'''

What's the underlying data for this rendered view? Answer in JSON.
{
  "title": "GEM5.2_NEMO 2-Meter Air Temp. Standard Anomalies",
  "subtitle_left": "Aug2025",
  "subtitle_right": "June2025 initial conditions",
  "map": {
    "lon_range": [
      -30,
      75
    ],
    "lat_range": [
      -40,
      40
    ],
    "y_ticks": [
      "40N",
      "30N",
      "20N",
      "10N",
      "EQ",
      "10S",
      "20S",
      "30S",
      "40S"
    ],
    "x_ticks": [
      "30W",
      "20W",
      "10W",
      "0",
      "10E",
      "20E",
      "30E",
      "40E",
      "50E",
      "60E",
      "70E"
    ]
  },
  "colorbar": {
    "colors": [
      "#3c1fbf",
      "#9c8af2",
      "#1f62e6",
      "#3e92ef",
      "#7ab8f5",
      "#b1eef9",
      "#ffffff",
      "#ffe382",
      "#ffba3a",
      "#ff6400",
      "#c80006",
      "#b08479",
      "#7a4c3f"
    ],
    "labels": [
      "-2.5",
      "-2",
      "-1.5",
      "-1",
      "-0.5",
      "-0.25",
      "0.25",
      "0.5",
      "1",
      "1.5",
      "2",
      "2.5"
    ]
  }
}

'''

GIVEN INSTRUCTION>
Pull out each record as written and restate it exactly.

RESULT OF THIS EXERCISE>
What's the underlying data for this rendered view? Answer in JSON.
{
  "title": "GEM5.2_NEMO 2-Meter Air Temp. Standard Anomalies",
  "subtitle_left": "Aug2025",
  "subtitle_right": "June2025 initial conditions",
  "map": {
    "lon_range": [
      -30,
      75
    ],
    "lat_range": [
      -40,
      40
    ],
    "y_ticks": [
      "40N",
      "30N",
      "20N",
      "10N",
      "EQ",
      "10S",
      "20S",
      "30S",
      "40S"
    ],
    "x_ticks": [
      "30W",
      "20W",
      "10W",
      "0",
      "10E",
      "20E",
      "30E",
      "40E",
      "50E",
      "60E",
      "70E"
    ]
  },
  "colorbar": {
    "colors": [
      "#3c1fbf",
      "#9c8af2",
      "#1f62e6",
      "#3e92ef",
      "#7ab8f5",
      "#b1eef9",
      "#ffffff",
      "#ffe382",
      "#ffba3a",
      "#ff6400",
      "#c80006",
      "#b08479",
      "#7a4c3f"
    ],
    "labels": [
      "-2.5",
      "-2",
      "-1.5",
      "-1",
      "-0.5",
      "-0.25",
      "0.25",
      "0.5",
      "1",
      "1.5",
      "2",
      "2.5"
    ]
  }
}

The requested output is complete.